>> begin Record extracts

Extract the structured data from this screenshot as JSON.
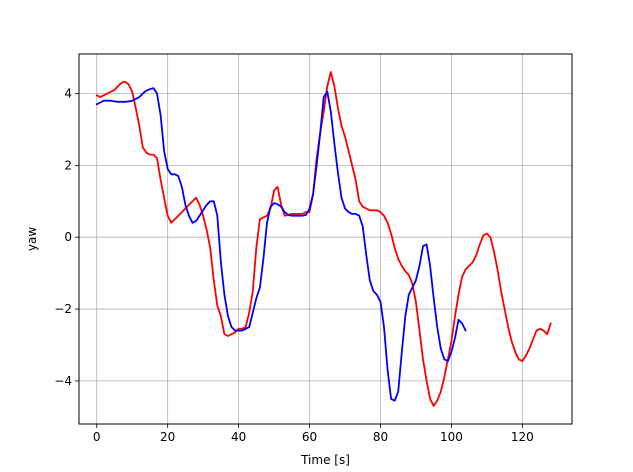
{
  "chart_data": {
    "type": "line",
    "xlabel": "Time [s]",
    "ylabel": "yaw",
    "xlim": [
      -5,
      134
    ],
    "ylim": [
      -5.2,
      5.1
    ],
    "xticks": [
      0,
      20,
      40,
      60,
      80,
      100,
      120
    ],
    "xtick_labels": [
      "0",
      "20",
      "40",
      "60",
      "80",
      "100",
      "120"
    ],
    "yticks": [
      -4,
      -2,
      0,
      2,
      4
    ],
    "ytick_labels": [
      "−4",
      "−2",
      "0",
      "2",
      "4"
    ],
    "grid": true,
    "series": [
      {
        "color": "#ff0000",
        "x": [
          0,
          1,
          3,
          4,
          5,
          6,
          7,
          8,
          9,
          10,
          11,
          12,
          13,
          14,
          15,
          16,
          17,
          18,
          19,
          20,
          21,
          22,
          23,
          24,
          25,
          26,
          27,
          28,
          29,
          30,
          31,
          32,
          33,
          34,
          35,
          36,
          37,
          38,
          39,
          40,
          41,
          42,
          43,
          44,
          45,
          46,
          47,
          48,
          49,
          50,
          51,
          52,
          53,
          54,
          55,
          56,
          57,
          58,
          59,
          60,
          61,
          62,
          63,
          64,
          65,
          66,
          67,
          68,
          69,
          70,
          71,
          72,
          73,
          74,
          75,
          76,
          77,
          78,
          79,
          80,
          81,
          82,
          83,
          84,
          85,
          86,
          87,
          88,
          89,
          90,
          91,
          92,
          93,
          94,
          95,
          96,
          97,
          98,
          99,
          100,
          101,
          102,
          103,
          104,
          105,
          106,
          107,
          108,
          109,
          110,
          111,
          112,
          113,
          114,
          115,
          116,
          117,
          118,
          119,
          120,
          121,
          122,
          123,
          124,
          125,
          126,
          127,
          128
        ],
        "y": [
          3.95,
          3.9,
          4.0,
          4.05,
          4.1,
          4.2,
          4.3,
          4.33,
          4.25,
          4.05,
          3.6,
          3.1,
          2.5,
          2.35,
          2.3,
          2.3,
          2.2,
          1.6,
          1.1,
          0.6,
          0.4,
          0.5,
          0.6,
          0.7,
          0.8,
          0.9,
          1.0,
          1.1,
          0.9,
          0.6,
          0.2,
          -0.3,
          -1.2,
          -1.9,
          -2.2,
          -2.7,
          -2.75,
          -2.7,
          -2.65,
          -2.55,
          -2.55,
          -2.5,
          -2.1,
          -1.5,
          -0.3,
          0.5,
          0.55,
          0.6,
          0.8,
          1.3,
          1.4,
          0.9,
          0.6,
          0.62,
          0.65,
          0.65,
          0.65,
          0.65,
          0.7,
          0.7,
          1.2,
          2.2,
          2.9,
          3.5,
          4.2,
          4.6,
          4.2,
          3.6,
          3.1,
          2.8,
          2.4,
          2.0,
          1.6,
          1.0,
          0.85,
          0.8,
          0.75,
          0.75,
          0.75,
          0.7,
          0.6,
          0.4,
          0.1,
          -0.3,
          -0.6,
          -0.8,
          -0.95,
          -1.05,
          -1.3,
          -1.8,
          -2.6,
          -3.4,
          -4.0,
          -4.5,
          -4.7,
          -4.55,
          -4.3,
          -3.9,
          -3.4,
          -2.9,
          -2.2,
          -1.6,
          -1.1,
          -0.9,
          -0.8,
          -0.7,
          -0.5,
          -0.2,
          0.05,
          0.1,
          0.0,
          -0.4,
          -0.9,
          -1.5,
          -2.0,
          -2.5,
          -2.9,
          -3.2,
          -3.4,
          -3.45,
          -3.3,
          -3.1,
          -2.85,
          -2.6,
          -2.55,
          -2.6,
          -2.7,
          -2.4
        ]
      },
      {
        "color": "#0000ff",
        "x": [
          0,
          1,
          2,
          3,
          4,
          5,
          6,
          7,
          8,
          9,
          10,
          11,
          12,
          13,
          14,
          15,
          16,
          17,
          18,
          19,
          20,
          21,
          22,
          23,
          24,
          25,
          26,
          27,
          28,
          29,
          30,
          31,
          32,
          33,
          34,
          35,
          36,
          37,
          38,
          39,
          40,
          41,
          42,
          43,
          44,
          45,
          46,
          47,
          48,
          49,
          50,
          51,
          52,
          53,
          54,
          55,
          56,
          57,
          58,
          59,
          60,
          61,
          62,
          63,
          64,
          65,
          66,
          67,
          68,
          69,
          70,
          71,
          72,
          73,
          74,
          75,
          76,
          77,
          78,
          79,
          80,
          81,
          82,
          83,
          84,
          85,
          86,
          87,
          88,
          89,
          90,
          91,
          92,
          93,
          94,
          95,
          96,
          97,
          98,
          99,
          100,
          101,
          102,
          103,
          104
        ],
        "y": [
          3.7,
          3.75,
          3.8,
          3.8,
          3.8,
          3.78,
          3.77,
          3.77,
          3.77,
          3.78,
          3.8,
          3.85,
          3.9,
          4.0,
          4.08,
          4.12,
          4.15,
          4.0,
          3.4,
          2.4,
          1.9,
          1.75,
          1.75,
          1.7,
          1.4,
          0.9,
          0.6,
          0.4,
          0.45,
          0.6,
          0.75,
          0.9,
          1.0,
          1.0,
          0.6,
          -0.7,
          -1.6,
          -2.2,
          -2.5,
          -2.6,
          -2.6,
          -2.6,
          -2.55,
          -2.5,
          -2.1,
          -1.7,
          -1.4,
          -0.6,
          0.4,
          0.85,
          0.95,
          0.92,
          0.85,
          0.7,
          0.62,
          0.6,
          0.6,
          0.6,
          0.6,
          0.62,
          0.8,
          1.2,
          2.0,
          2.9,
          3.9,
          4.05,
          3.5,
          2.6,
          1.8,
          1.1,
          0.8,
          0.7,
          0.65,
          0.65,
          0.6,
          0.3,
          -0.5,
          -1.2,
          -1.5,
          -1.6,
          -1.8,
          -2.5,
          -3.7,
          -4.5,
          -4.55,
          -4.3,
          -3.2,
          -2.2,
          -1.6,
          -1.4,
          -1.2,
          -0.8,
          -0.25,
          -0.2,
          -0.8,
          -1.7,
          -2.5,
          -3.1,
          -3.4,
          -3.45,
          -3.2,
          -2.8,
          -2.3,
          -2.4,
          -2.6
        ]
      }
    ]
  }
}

>> end Record extracts

Task description: Print out the whole of the material word for word, without pictures.

Solution to this exercise:
Extract the structured data from this screenshot as JSON.
{
  "chart_data": {
    "type": "line",
    "xlabel": "Time [s]",
    "ylabel": "yaw",
    "xlim": [
      -5,
      134
    ],
    "ylim": [
      -5.2,
      5.1
    ],
    "xticks": [
      0,
      20,
      40,
      60,
      80,
      100,
      120
    ],
    "xtick_labels": [
      "0",
      "20",
      "40",
      "60",
      "80",
      "100",
      "120"
    ],
    "yticks": [
      -4,
      -2,
      0,
      2,
      4
    ],
    "ytick_labels": [
      "−4",
      "−2",
      "0",
      "2",
      "4"
    ],
    "grid": true,
    "series": [
      {
        "color": "#ff0000",
        "x": [
          0,
          1,
          3,
          4,
          5,
          6,
          7,
          8,
          9,
          10,
          11,
          12,
          13,
          14,
          15,
          16,
          17,
          18,
          19,
          20,
          21,
          22,
          23,
          24,
          25,
          26,
          27,
          28,
          29,
          30,
          31,
          32,
          33,
          34,
          35,
          36,
          37,
          38,
          39,
          40,
          41,
          42,
          43,
          44,
          45,
          46,
          47,
          48,
          49,
          50,
          51,
          52,
          53,
          54,
          55,
          56,
          57,
          58,
          59,
          60,
          61,
          62,
          63,
          64,
          65,
          66,
          67,
          68,
          69,
          70,
          71,
          72,
          73,
          74,
          75,
          76,
          77,
          78,
          79,
          80,
          81,
          82,
          83,
          84,
          85,
          86,
          87,
          88,
          89,
          90,
          91,
          92,
          93,
          94,
          95,
          96,
          97,
          98,
          99,
          100,
          101,
          102,
          103,
          104,
          105,
          106,
          107,
          108,
          109,
          110,
          111,
          112,
          113,
          114,
          115,
          116,
          117,
          118,
          119,
          120,
          121,
          122,
          123,
          124,
          125,
          126,
          127,
          128
        ],
        "y": [
          3.95,
          3.9,
          4.0,
          4.05,
          4.1,
          4.2,
          4.3,
          4.33,
          4.25,
          4.05,
          3.6,
          3.1,
          2.5,
          2.35,
          2.3,
          2.3,
          2.2,
          1.6,
          1.1,
          0.6,
          0.4,
          0.5,
          0.6,
          0.7,
          0.8,
          0.9,
          1.0,
          1.1,
          0.9,
          0.6,
          0.2,
          -0.3,
          -1.2,
          -1.9,
          -2.2,
          -2.7,
          -2.75,
          -2.7,
          -2.65,
          -2.55,
          -2.55,
          -2.5,
          -2.1,
          -1.5,
          -0.3,
          0.5,
          0.55,
          0.6,
          0.8,
          1.3,
          1.4,
          0.9,
          0.6,
          0.62,
          0.65,
          0.65,
          0.65,
          0.65,
          0.7,
          0.7,
          1.2,
          2.2,
          2.9,
          3.5,
          4.2,
          4.6,
          4.2,
          3.6,
          3.1,
          2.8,
          2.4,
          2.0,
          1.6,
          1.0,
          0.85,
          0.8,
          0.75,
          0.75,
          0.75,
          0.7,
          0.6,
          0.4,
          0.1,
          -0.3,
          -0.6,
          -0.8,
          -0.95,
          -1.05,
          -1.3,
          -1.8,
          -2.6,
          -3.4,
          -4.0,
          -4.5,
          -4.7,
          -4.55,
          -4.3,
          -3.9,
          -3.4,
          -2.9,
          -2.2,
          -1.6,
          -1.1,
          -0.9,
          -0.8,
          -0.7,
          -0.5,
          -0.2,
          0.05,
          0.1,
          0.0,
          -0.4,
          -0.9,
          -1.5,
          -2.0,
          -2.5,
          -2.9,
          -3.2,
          -3.4,
          -3.45,
          -3.3,
          -3.1,
          -2.85,
          -2.6,
          -2.55,
          -2.6,
          -2.7,
          -2.4
        ]
      },
      {
        "color": "#0000ff",
        "x": [
          0,
          1,
          2,
          3,
          4,
          5,
          6,
          7,
          8,
          9,
          10,
          11,
          12,
          13,
          14,
          15,
          16,
          17,
          18,
          19,
          20,
          21,
          22,
          23,
          24,
          25,
          26,
          27,
          28,
          29,
          30,
          31,
          32,
          33,
          34,
          35,
          36,
          37,
          38,
          39,
          40,
          41,
          42,
          43,
          44,
          45,
          46,
          47,
          48,
          49,
          50,
          51,
          52,
          53,
          54,
          55,
          56,
          57,
          58,
          59,
          60,
          61,
          62,
          63,
          64,
          65,
          66,
          67,
          68,
          69,
          70,
          71,
          72,
          73,
          74,
          75,
          76,
          77,
          78,
          79,
          80,
          81,
          82,
          83,
          84,
          85,
          86,
          87,
          88,
          89,
          90,
          91,
          92,
          93,
          94,
          95,
          96,
          97,
          98,
          99,
          100,
          101,
          102,
          103,
          104
        ],
        "y": [
          3.7,
          3.75,
          3.8,
          3.8,
          3.8,
          3.78,
          3.77,
          3.77,
          3.77,
          3.78,
          3.8,
          3.85,
          3.9,
          4.0,
          4.08,
          4.12,
          4.15,
          4.0,
          3.4,
          2.4,
          1.9,
          1.75,
          1.75,
          1.7,
          1.4,
          0.9,
          0.6,
          0.4,
          0.45,
          0.6,
          0.75,
          0.9,
          1.0,
          1.0,
          0.6,
          -0.7,
          -1.6,
          -2.2,
          -2.5,
          -2.6,
          -2.6,
          -2.6,
          -2.55,
          -2.5,
          -2.1,
          -1.7,
          -1.4,
          -0.6,
          0.4,
          0.85,
          0.95,
          0.92,
          0.85,
          0.7,
          0.62,
          0.6,
          0.6,
          0.6,
          0.6,
          0.62,
          0.8,
          1.2,
          2.0,
          2.9,
          3.9,
          4.05,
          3.5,
          2.6,
          1.8,
          1.1,
          0.8,
          0.7,
          0.65,
          0.65,
          0.6,
          0.3,
          -0.5,
          -1.2,
          -1.5,
          -1.6,
          -1.8,
          -2.5,
          -3.7,
          -4.5,
          -4.55,
          -4.3,
          -3.2,
          -2.2,
          -1.6,
          -1.4,
          -1.2,
          -0.8,
          -0.25,
          -0.2,
          -0.8,
          -1.7,
          -2.5,
          -3.1,
          -3.4,
          -3.45,
          -3.2,
          -2.8,
          -2.3,
          -2.4,
          -2.6
        ]
      }
    ]
  }
}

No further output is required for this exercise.